* Exercise aim:
Can you transcribe every line exactly and leave the pictures behind?

Dataset records on visual material:
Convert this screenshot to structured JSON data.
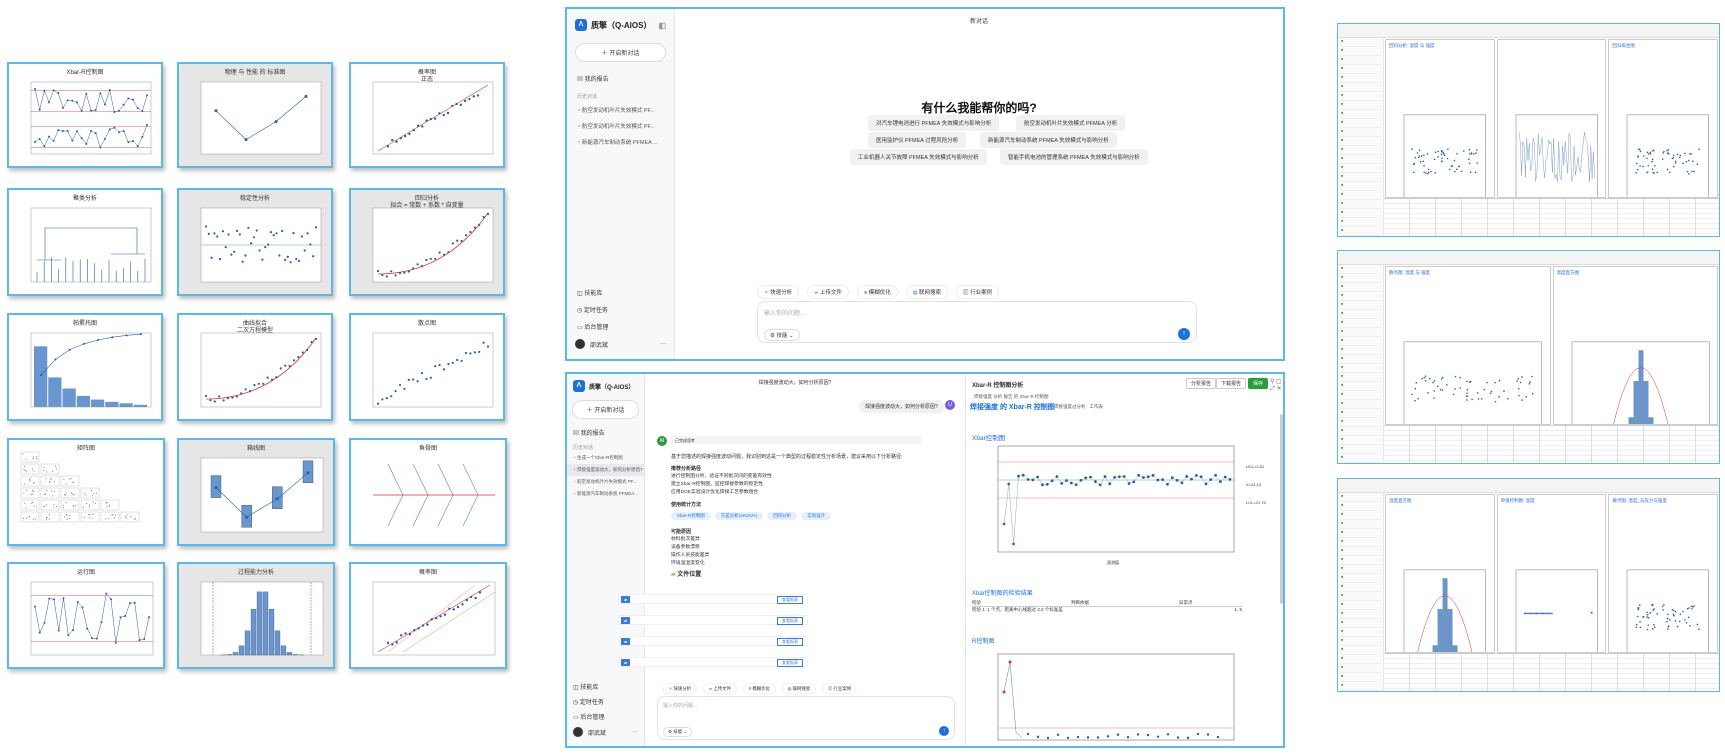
{
  "thumbnails": [
    {
      "title": "Xbar-R控制图"
    },
    {
      "title": "物理 与 性能 的 标准图"
    },
    {
      "title": "概率图",
      "subtitle": "正态"
    },
    {
      "title": "聚类分析"
    },
    {
      "title": "稳定性分析"
    },
    {
      "title": "回归分析",
      "subtitle": "拟合 = 常数 + 系数 * 自变量"
    },
    {
      "title": "帕累托图"
    },
    {
      "title": "曲线拟合",
      "subtitle": "二次方程模型"
    },
    {
      "title": "散点图"
    },
    {
      "title": "矩阵图"
    },
    {
      "title": "箱线图"
    },
    {
      "title": "鱼骨图"
    },
    {
      "title": "运行图"
    },
    {
      "title": "过程能力分析"
    },
    {
      "title": "概率图"
    }
  ],
  "top_app": {
    "brand": "质擎（Q-AIOS）",
    "new_chat": "开启新对话",
    "my_reports": "我的报告",
    "history_label": "历史对话",
    "history": [
      "航空发动机叶片失效模式 PF...",
      "航空发动机叶片失效模式 PF...",
      "新能源汽车制动系统 PFMEA ..."
    ],
    "header": "新对话",
    "hero": "有什么我能帮你的吗?",
    "suggestions": [
      "对汽车锂电池进行 PFMEA 失效模式与影响分析",
      "航空发动机叶片失效模式 PFMEA 分析",
      "医用监护仪 PFMEA 过程风险分析",
      "新能源汽车制动系统 PFMEA 失效模式与影响分析",
      "工业机器人关节故障 PFMEA 失效模式与影响分析",
      "智能手机电池的管理系统 PFMEA 失效模式与影响分析"
    ],
    "tools": [
      "快速分析",
      "上传文件",
      "模糊优化",
      "联网搜索",
      "行业案例"
    ],
    "input_placeholder": "输入你的问题...",
    "skill": "技能",
    "nav": [
      "技能库",
      "定时任务",
      "后台管理"
    ],
    "user": "邵武斌"
  },
  "bottom_app": {
    "brand": "质擎（Q-AIOS）",
    "new_chat": "开启新对话",
    "my_reports": "我的报告",
    "history_label": "历史对话",
    "history": [
      "生成一个Xbar-R控制图",
      "焊接强度波动大，如何分析原因?",
      "航空发动机叶片失效模式 PF...",
      "新能源汽车制动系统 PFMEA..."
    ],
    "chat_title": "焊接强度波动大，如何分析原因?",
    "user_msg": "焊接强度波动大，如何分析原因?",
    "thinking": "已完成思考",
    "answer_intro": "基于您描述的焊接强度波动问题，我识别到这是一个典型的过程稳定性分析场景，建议采用以下分析路径:",
    "recommend_title": "推荐分析路径",
    "recommend": [
      "进行控制图分析，验证不同批次间的变差有效性",
      "建立Xbar-R控制图，监控焊接参数的稳定性",
      "应用DOE实验设计优化焊接工艺参数组合"
    ],
    "tools_title": "使用统计方法",
    "method_pills": [
      "Xbar-R控制图",
      "方差分析(ANOVA)",
      "回归分析",
      "实验设计"
    ],
    "causes_title": "可能原因",
    "causes": [
      "材料批次差异",
      "设备参数漂移",
      "操作人员技能差异",
      "环境温湿度变化"
    ],
    "files_title": "文件位置",
    "file_btn": "查看报表",
    "tools": [
      "快速分析",
      "上传文件",
      "模糊优化",
      "联网搜索",
      "行业案例"
    ],
    "input_placeholder": "输入你的问题...",
    "skill": "技能",
    "nav": [
      "技能库",
      "定时任务",
      "后台管理"
    ],
    "user": "邵武斌",
    "panel_title": "Xbar-R 控制图分析",
    "panel_actions": [
      "分析报告",
      "下载报告",
      "保存"
    ],
    "breadcrumb": "焊接强度 分析 报告 的 Xbar-R 控制图",
    "report_title": "焊接强度 的 Xbar-R 控制图",
    "report_sub": "焊接强度过分析 · 工作表",
    "section_chart": "Xbar控制图",
    "section_test": "Xbar控制图的检验结果",
    "test_cols": [
      "检验",
      "",
      "判断依据",
      "异常点"
    ],
    "test_row": [
      "检验 1: 1 个点，距离中心线超过 3.0 个标准差",
      "",
      "",
      "1, 5"
    ],
    "section_r": "R控制图",
    "ucl": "UCL=2.51",
    "cl": "X=24.13",
    "lcl": "LCL=21.76",
    "xlabel": "观测值"
  },
  "right_windows": [
    {
      "panes": [
        "回归分析: 温度 与 强度",
        "",
        "回归拟合图"
      ]
    },
    {
      "panes": [
        "散点图: 温度 与 强度",
        "温度直方图"
      ]
    },
    {
      "panes": [
        "温度直方图",
        "单值控制图: 温度",
        "散点图: 温度_与压力与强度"
      ]
    }
  ],
  "colors": {
    "accent": "#1e6fd9",
    "frame": "#5bb8e8",
    "bar": "#6a96cf",
    "point": "#2a5ea8",
    "red": "#d33"
  }
}
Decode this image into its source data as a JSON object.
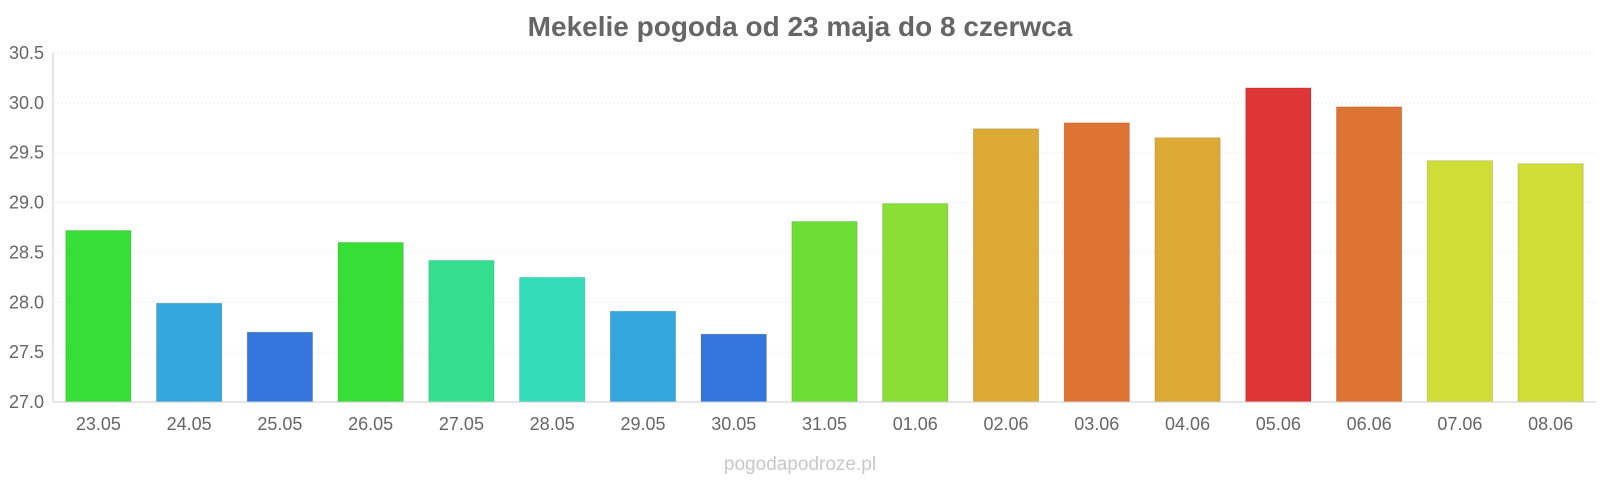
{
  "watermark": "pogodapodroze.pl",
  "chart_data": {
    "type": "bar",
    "title": "Mekelie pogoda od 23 maja do 8 czerwca",
    "xlabel": "",
    "ylabel": "",
    "ylim": [
      27.0,
      30.5
    ],
    "yticks": [
      "27.0",
      "27.5",
      "28.0",
      "28.5",
      "29.0",
      "29.5",
      "30.0",
      "30.5"
    ],
    "grid": true,
    "categories": [
      "23.05",
      "24.05",
      "25.05",
      "26.05",
      "27.05",
      "28.05",
      "29.05",
      "30.05",
      "31.05",
      "01.06",
      "02.06",
      "03.06",
      "04.06",
      "05.06",
      "06.06",
      "07.06",
      "08.06"
    ],
    "values": [
      28.72,
      27.99,
      27.7,
      28.6,
      28.42,
      28.25,
      27.91,
      27.68,
      28.81,
      28.99,
      29.74,
      29.8,
      29.65,
      30.15,
      29.96,
      29.42,
      29.39
    ],
    "colors": [
      "#36de36",
      "#34a6de",
      "#3476de",
      "#36de36",
      "#34de8c",
      "#34dcbc",
      "#34a6de",
      "#3476de",
      "#6cde36",
      "#8ade36",
      "#dcaa34",
      "#de7434",
      "#dcaa34",
      "#de3636",
      "#de7434",
      "#cede36",
      "#cede36"
    ]
  }
}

* Complete response:
Convert this screenshot to structured JSON data.
{
  "thumbnails": [
    {
      "title": "Xbar-R控制图"
    },
    {
      "title": "物理 与 性能 的 标准图"
    },
    {
      "title": "概率图",
      "subtitle": "正态"
    },
    {
      "title": "聚类分析"
    },
    {
      "title": "稳定性分析"
    },
    {
      "title": "回归分析",
      "subtitle": "拟合 = 常数 + 系数 * 自变量"
    },
    {
      "title": "帕累托图"
    },
    {
      "title": "曲线拟合",
      "subtitle": "二次方程模型"
    },
    {
      "title": "散点图"
    },
    {
      "title": "矩阵图"
    },
    {
      "title": "箱线图"
    },
    {
      "title": "鱼骨图"
    },
    {
      "title": "运行图"
    },
    {
      "title": "过程能力分析"
    },
    {
      "title": "概率图"
    }
  ],
  "top_app": {
    "brand": "质擎（Q-AIOS）",
    "new_chat": "开启新对话",
    "my_reports": "我的报告",
    "history_label": "历史对话",
    "history": [
      "航空发动机叶片失效模式 PF...",
      "航空发动机叶片失效模式 PF...",
      "新能源汽车制动系统 PFMEA ..."
    ],
    "header": "新对话",
    "hero": "有什么我能帮你的吗?",
    "suggestions": [
      "对汽车锂电池进行 PFMEA 失效模式与影响分析",
      "航空发动机叶片失效模式 PFMEA 分析",
      "医用监护仪 PFMEA 过程风险分析",
      "新能源汽车制动系统 PFMEA 失效模式与影响分析",
      "工业机器人关节故障 PFMEA 失效模式与影响分析",
      "智能手机电池的管理系统 PFMEA 失效模式与影响分析"
    ],
    "tools": [
      "快速分析",
      "上传文件",
      "模糊优化",
      "联网搜索",
      "行业案例"
    ],
    "input_placeholder": "输入你的问题...",
    "skill": "技能",
    "nav": [
      "技能库",
      "定时任务",
      "后台管理"
    ],
    "user": "邵武斌"
  },
  "bottom_app": {
    "brand": "质擎（Q-AIOS）",
    "new_chat": "开启新对话",
    "my_reports": "我的报告",
    "history_label": "历史对话",
    "history": [
      "生成一个Xbar-R控制图",
      "焊接强度波动大，如何分析原因?",
      "航空发动机叶片失效模式 PF...",
      "新能源汽车制动系统 PFMEA..."
    ],
    "chat_title": "焊接强度波动大，如何分析原因?",
    "user_msg": "焊接强度波动大，如何分析原因?",
    "thinking": "已完成思考",
    "answer_intro": "基于您描述的焊接强度波动问题，我识别到这是一个典型的过程稳定性分析场景，建议采用以下分析路径:",
    "recommend_title": "推荐分析路径",
    "recommend": [
      "进行控制图分析，验证不同批次间的变差有效性",
      "建立Xbar-R控制图，监控焊接参数的稳定性",
      "应用DOE实验设计优化焊接工艺参数组合"
    ],
    "tools_title": "使用统计方法",
    "method_pills": [
      "Xbar-R控制图",
      "方差分析(ANOVA)",
      "回归分析",
      "实验设计"
    ],
    "causes_title": "可能原因",
    "causes": [
      "材料批次差异",
      "设备参数漂移",
      "操作人员技能差异",
      "环境温湿度变化"
    ],
    "files_title": "文件位置",
    "file_btn": "查看报表",
    "tools": [
      "快速分析",
      "上传文件",
      "模糊优化",
      "联网搜索",
      "行业案例"
    ],
    "input_placeholder": "输入你的问题...",
    "skill": "技能",
    "nav": [
      "技能库",
      "定时任务",
      "后台管理"
    ],
    "user": "邵武斌",
    "panel_title": "Xbar-R 控制图分析",
    "panel_actions": [
      "分析报告",
      "下载报告",
      "保存"
    ],
    "breadcrumb": "焊接强度 分析 报告 的 Xbar-R 控制图",
    "report_title": "焊接强度 的 Xbar-R 控制图",
    "report_sub": "焊接强度过分析 · 工作表",
    "section_chart": "Xbar控制图",
    "section_test": "Xbar控制图的检验结果",
    "test_cols": [
      "检验",
      "",
      "判断依据",
      "异常点"
    ],
    "test_row": [
      "检验 1: 1 个点，距离中心线超过 3.0 个标准差",
      "",
      "",
      "1, 5"
    ],
    "section_r": "R控制图",
    "ucl": "UCL=2.51",
    "cl": "X=24.13",
    "lcl": "LCL=21.76",
    "xlabel": "观测值"
  },
  "right_windows": [
    {
      "panes": [
        "回归分析: 温度 与 强度",
        "",
        "回归拟合图"
      ]
    },
    {
      "panes": [
        "散点图: 温度 与 强度",
        "温度直方图"
      ]
    },
    {
      "panes": [
        "温度直方图",
        "单值控制图: 温度",
        "散点图: 温度_与压力与强度"
      ]
    }
  ],
  "colors": {
    "accent": "#1e6fd9",
    "frame": "#5bb8e8",
    "bar": "#6a96cf",
    "point": "#2a5ea8",
    "red": "#d33"
  }
}
Decode this image into its source data as a JSON object.
{
  "watermark": "pogodapodroze.pl",
  "chart_data": {
    "type": "bar",
    "title": "Mekelie pogoda od 23 maja do 8 czerwca",
    "xlabel": "",
    "ylabel": "",
    "ylim": [
      27.0,
      30.5
    ],
    "yticks": [
      "27.0",
      "27.5",
      "28.0",
      "28.5",
      "29.0",
      "29.5",
      "30.0",
      "30.5"
    ],
    "grid": true,
    "categories": [
      "23.05",
      "24.05",
      "25.05",
      "26.05",
      "27.05",
      "28.05",
      "29.05",
      "30.05",
      "31.05",
      "01.06",
      "02.06",
      "03.06",
      "04.06",
      "05.06",
      "06.06",
      "07.06",
      "08.06"
    ],
    "values": [
      28.72,
      27.99,
      27.7,
      28.6,
      28.42,
      28.25,
      27.91,
      27.68,
      28.81,
      28.99,
      29.74,
      29.8,
      29.65,
      30.15,
      29.96,
      29.42,
      29.39
    ],
    "colors": [
      "#36de36",
      "#34a6de",
      "#3476de",
      "#36de36",
      "#34de8c",
      "#34dcbc",
      "#34a6de",
      "#3476de",
      "#6cde36",
      "#8ade36",
      "#dcaa34",
      "#de7434",
      "#dcaa34",
      "#de3636",
      "#de7434",
      "#cede36",
      "#cede36"
    ]
  }
}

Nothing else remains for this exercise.